-- BEGIN --

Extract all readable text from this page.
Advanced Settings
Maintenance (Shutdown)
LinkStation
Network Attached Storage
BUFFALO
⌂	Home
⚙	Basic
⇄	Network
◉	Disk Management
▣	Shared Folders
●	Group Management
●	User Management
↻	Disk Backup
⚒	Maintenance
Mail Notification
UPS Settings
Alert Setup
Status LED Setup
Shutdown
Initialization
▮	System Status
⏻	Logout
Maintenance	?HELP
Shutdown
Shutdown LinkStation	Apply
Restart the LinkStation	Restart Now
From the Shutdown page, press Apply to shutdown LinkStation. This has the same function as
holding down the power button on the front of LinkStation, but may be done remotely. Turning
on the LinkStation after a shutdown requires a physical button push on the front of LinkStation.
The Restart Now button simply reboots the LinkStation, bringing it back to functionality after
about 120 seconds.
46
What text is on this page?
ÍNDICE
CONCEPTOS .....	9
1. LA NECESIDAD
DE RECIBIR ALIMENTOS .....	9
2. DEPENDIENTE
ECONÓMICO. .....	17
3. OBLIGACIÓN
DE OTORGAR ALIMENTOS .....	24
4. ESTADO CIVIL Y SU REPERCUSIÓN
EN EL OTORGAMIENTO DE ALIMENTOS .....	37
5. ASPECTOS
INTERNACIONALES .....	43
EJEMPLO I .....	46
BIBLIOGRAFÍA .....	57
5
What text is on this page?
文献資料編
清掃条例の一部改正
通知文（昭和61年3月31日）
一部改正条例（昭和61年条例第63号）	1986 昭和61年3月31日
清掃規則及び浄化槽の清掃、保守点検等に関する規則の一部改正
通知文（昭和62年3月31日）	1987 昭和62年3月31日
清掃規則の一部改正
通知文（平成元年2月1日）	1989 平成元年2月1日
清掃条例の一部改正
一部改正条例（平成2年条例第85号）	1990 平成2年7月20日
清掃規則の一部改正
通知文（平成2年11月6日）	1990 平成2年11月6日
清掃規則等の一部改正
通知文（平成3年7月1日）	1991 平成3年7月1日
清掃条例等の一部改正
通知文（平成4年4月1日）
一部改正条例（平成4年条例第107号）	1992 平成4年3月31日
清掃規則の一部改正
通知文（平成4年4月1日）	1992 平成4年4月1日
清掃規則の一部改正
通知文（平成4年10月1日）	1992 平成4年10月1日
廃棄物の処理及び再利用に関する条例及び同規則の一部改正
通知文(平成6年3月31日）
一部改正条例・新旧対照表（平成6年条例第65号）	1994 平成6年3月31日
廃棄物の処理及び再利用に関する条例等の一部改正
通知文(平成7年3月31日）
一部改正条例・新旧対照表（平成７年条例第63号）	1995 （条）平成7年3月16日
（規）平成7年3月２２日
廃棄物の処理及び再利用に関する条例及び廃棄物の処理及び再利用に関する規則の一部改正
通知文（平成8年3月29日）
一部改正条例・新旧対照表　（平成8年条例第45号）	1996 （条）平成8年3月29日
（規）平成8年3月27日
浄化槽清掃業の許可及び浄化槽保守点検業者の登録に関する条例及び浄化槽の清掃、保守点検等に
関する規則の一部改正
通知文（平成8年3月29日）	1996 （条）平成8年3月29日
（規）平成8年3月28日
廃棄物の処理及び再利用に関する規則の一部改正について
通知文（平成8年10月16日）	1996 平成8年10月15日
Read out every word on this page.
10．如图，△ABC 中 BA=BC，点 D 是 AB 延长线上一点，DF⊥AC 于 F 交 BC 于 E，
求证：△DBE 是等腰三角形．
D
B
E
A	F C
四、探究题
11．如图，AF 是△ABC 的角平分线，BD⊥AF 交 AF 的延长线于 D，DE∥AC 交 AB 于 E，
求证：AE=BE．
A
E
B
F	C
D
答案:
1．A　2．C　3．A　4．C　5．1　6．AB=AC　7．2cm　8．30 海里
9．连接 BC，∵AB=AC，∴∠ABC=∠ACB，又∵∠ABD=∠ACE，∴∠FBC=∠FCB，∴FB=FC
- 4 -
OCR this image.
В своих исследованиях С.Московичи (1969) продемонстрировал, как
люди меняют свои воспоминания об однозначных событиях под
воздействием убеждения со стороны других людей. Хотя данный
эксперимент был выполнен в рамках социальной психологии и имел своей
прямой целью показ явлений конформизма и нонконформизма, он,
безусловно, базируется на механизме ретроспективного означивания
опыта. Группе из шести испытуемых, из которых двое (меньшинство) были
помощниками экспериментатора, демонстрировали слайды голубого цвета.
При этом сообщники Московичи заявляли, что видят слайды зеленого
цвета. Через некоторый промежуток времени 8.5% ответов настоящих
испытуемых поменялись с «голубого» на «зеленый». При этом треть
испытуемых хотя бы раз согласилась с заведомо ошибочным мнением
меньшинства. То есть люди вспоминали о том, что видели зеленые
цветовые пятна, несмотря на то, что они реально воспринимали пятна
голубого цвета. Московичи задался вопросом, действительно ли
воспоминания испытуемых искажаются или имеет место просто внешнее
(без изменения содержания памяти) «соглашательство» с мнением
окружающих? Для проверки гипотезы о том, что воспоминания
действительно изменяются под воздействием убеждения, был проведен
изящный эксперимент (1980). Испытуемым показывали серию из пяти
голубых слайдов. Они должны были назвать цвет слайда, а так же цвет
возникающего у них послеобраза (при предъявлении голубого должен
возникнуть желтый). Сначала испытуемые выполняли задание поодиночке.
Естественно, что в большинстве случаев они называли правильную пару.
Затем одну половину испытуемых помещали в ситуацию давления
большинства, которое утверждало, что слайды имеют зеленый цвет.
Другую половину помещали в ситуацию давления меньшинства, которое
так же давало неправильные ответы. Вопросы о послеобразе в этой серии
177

-- END --

## Problem details:
Restate the listing in full, word for word.

## Correct output:
Extract all readable text from this page.
Advanced Settings
Maintenance (Shutdown)
LinkStation
Network Attached Storage
BUFFALO
⌂	Home
⚙	Basic
⇄	Network
◉	Disk Management
▣	Shared Folders
●	Group Management
●	User Management
↻	Disk Backup
⚒	Maintenance
Mail Notification
UPS Settings
Alert Setup
Status LED Setup
Shutdown
Initialization
▮	System Status
⏻	Logout
Maintenance	?HELP
Shutdown
Shutdown LinkStation	Apply
Restart the LinkStation	Restart Now
From the Shutdown page, press Apply to shutdown LinkStation. This has the same function as
holding down the power button on the front of LinkStation, but may be done remotely. Turning
on the LinkStation after a shutdown requires a physical button push on the front of LinkStation.
The Restart Now button simply reboots the LinkStation, bringing it back to functionality after
about 120 seconds.
46
What text is on this page?
ÍNDICE
CONCEPTOS .....	9
1. LA NECESIDAD
DE RECIBIR ALIMENTOS .....	9
2. DEPENDIENTE
ECONÓMICO. .....	17
3. OBLIGACIÓN
DE OTORGAR ALIMENTOS .....	24
4. ESTADO CIVIL Y SU REPERCUSIÓN
EN EL OTORGAMIENTO DE ALIMENTOS .....	37
5. ASPECTOS
INTERNACIONALES .....	43
EJEMPLO I .....	46
BIBLIOGRAFÍA .....	57
5
What text is on this page?
文献資料編
清掃条例の一部改正
通知文（昭和61年3月31日）
一部改正条例（昭和61年条例第63号）	1986 昭和61年3月31日
清掃規則及び浄化槽の清掃、保守点検等に関する規則の一部改正
通知文（昭和62年3月31日）	1987 昭和62年3月31日
清掃規則の一部改正
通知文（平成元年2月1日）	1989 平成元年2月1日
清掃条例の一部改正
一部改正条例（平成2年条例第85号）	1990 平成2年7月20日
清掃規則の一部改正
通知文（平成2年11月6日）	1990 平成2年11月6日
清掃規則等の一部改正
通知文（平成3年7月1日）	1991 平成3年7月1日
清掃条例等の一部改正
通知文（平成4年4月1日）
一部改正条例（平成4年条例第107号）	1992 平成4年3月31日
清掃規則の一部改正
通知文（平成4年4月1日）	1992 平成4年4月1日
清掃規則の一部改正
通知文（平成4年10月1日）	1992 平成4年10月1日
廃棄物の処理及び再利用に関する条例及び同規則の一部改正
通知文(平成6年3月31日）
一部改正条例・新旧対照表（平成6年条例第65号）	1994 平成6年3月31日
廃棄物の処理及び再利用に関する条例等の一部改正
通知文(平成7年3月31日）
一部改正条例・新旧対照表（平成７年条例第63号）	1995 （条）平成7年3月16日
（規）平成7年3月２２日
廃棄物の処理及び再利用に関する条例及び廃棄物の処理及び再利用に関する規則の一部改正
通知文（平成8年3月29日）
一部改正条例・新旧対照表　（平成8年条例第45号）	1996 （条）平成8年3月29日
（規）平成8年3月27日
浄化槽清掃業の許可及び浄化槽保守点検業者の登録に関する条例及び浄化槽の清掃、保守点検等に
関する規則の一部改正
通知文（平成8年3月29日）	1996 （条）平成8年3月29日
（規）平成8年3月28日
廃棄物の処理及び再利用に関する規則の一部改正について
通知文（平成8年10月16日）	1996 平成8年10月15日
Read out every word on this page.
10．如图，△ABC 中 BA=BC，点 D 是 AB 延长线上一点，DF⊥AC 于 F 交 BC 于 E，
求证：△DBE 是等腰三角形．
D
B
E
A	F C
四、探究题
11．如图，AF 是△ABC 的角平分线，BD⊥AF 交 AF 的延长线于 D，DE∥AC 交 AB 于 E，
求证：AE=BE．
A
E
B
F	C
D
答案:
1．A　2．C　3．A　4．C　5．1　6．AB=AC　7．2cm　8．30 海里
9．连接 BC，∵AB=AC，∴∠ABC=∠ACB，又∵∠ABD=∠ACE，∴∠FBC=∠FCB，∴FB=FC
- 4 -
OCR this image.
В своих исследованиях С.Московичи (1969) продемонстрировал, как
люди меняют свои воспоминания об однозначных событиях под
воздействием убеждения со стороны других людей. Хотя данный
эксперимент был выполнен в рамках социальной психологии и имел своей
прямой целью показ явлений конформизма и нонконформизма, он,
безусловно, базируется на механизме ретроспективного означивания
опыта. Группе из шести испытуемых, из которых двое (меньшинство) были
помощниками экспериментатора, демонстрировали слайды голубого цвета.
При этом сообщники Московичи заявляли, что видят слайды зеленого
цвета. Через некоторый промежуток времени 8.5% ответов настоящих
испытуемых поменялись с «голубого» на «зеленый». При этом треть
испытуемых хотя бы раз согласилась с заведомо ошибочным мнением
меньшинства. То есть люди вспоминали о том, что видели зеленые
цветовые пятна, несмотря на то, что они реально воспринимали пятна
голубого цвета. Московичи задался вопросом, действительно ли
воспоминания испытуемых искажаются или имеет место просто внешнее
(без изменения содержания памяти) «соглашательство» с мнением
окружающих? Для проверки гипотезы о том, что воспоминания
действительно изменяются под воздействием убеждения, был проведен
изящный эксперимент (1980). Испытуемым показывали серию из пяти
голубых слайдов. Они должны были назвать цвет слайда, а так же цвет
возникающего у них послеобраза (при предъявлении голубого должен
возникнуть желтый). Сначала испытуемые выполняли задание поодиночке.
Естественно, что в большинстве случаев они называли правильную пару.
Затем одну половину испытуемых помещали в ситуацию давления
большинства, которое утверждало, что слайды имеют зеленый цвет.
Другую половину помещали в ситуацию давления меньшинства, которое
так же давало неправильные ответы. Вопросы о послеобразе в этой серии
177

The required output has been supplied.